Dataset entries
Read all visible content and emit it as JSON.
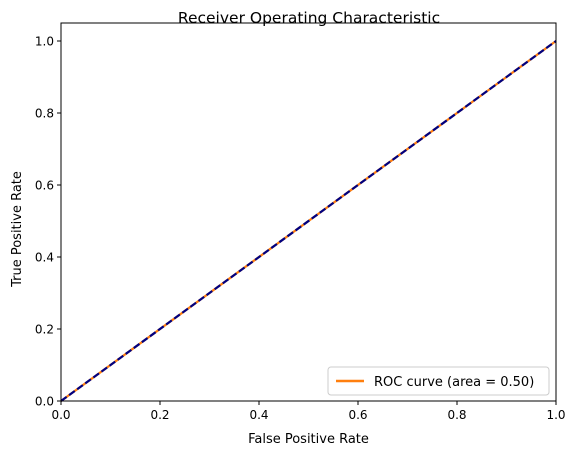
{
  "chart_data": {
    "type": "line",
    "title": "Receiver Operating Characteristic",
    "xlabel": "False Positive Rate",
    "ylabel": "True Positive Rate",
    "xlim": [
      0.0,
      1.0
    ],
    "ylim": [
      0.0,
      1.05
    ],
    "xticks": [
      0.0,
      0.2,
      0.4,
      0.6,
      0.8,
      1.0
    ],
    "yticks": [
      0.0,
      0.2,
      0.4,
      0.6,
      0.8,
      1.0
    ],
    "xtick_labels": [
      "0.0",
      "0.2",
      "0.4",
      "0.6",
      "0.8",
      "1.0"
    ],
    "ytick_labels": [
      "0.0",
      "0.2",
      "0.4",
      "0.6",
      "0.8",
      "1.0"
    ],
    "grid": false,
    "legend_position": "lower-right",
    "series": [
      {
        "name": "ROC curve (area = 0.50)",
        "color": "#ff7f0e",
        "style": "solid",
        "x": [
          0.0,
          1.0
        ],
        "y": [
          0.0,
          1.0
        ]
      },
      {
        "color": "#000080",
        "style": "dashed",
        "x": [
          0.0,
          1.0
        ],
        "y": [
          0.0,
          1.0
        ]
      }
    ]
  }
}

What you have to do
Quote every line of the records above exactly; no picture is to be copied.

Completed exercise
Read all visible content and emit it as JSON.
{
  "chart_data": {
    "type": "line",
    "title": "Receiver Operating Characteristic",
    "xlabel": "False Positive Rate",
    "ylabel": "True Positive Rate",
    "xlim": [
      0.0,
      1.0
    ],
    "ylim": [
      0.0,
      1.05
    ],
    "xticks": [
      0.0,
      0.2,
      0.4,
      0.6,
      0.8,
      1.0
    ],
    "yticks": [
      0.0,
      0.2,
      0.4,
      0.6,
      0.8,
      1.0
    ],
    "xtick_labels": [
      "0.0",
      "0.2",
      "0.4",
      "0.6",
      "0.8",
      "1.0"
    ],
    "ytick_labels": [
      "0.0",
      "0.2",
      "0.4",
      "0.6",
      "0.8",
      "1.0"
    ],
    "grid": false,
    "legend_position": "lower-right",
    "series": [
      {
        "name": "ROC curve (area = 0.50)",
        "color": "#ff7f0e",
        "style": "solid",
        "x": [
          0.0,
          1.0
        ],
        "y": [
          0.0,
          1.0
        ]
      },
      {
        "color": "#000080",
        "style": "dashed",
        "x": [
          0.0,
          1.0
        ],
        "y": [
          0.0,
          1.0
        ]
      }
    ]
  }
}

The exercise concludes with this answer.